● Work instructions:
For each line below that includes the word "created", make a copy.

/---

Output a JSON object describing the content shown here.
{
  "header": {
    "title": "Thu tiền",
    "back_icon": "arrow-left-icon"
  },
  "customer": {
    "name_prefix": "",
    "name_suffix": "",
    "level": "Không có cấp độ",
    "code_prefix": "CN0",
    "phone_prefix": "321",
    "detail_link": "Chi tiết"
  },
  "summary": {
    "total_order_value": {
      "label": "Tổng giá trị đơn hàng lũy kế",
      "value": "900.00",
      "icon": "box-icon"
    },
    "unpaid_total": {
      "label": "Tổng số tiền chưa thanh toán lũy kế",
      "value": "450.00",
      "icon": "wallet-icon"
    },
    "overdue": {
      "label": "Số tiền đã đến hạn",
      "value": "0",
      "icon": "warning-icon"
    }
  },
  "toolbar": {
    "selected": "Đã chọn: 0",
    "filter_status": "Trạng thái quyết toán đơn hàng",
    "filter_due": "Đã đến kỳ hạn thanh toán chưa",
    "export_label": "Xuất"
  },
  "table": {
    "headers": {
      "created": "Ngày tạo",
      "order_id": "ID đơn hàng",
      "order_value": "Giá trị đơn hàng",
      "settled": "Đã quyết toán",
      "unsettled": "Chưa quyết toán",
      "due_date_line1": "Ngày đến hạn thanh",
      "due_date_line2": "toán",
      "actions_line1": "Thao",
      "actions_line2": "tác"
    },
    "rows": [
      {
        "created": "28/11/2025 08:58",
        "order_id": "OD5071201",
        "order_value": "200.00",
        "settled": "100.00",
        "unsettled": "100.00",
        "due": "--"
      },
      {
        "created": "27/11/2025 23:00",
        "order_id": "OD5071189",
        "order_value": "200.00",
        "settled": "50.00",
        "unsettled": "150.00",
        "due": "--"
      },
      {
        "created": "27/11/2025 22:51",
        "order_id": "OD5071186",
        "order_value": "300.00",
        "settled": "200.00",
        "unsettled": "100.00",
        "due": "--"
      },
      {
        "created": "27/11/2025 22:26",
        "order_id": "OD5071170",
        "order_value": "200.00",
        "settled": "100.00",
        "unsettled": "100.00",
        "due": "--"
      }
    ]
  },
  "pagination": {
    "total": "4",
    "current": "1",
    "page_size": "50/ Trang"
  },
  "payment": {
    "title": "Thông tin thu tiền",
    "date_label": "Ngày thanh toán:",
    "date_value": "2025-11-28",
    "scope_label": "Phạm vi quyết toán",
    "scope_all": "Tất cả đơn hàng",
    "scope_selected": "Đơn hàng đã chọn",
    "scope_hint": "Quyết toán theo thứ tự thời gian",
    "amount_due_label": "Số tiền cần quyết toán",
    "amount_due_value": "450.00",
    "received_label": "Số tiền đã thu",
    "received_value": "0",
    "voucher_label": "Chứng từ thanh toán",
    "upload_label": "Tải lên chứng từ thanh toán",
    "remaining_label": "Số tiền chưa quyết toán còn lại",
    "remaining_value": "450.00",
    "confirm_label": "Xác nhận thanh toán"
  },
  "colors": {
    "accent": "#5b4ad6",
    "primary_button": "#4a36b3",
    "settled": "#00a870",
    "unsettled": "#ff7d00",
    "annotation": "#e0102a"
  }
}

\---

● Solution to the exercise:
      "created": "Ngày tạo",
        "created": "28/11/2025 08:58",
        "created": "27/11/2025 23:00",
        "created": "27/11/2025 22:51",
        "created": "27/11/2025 22:26",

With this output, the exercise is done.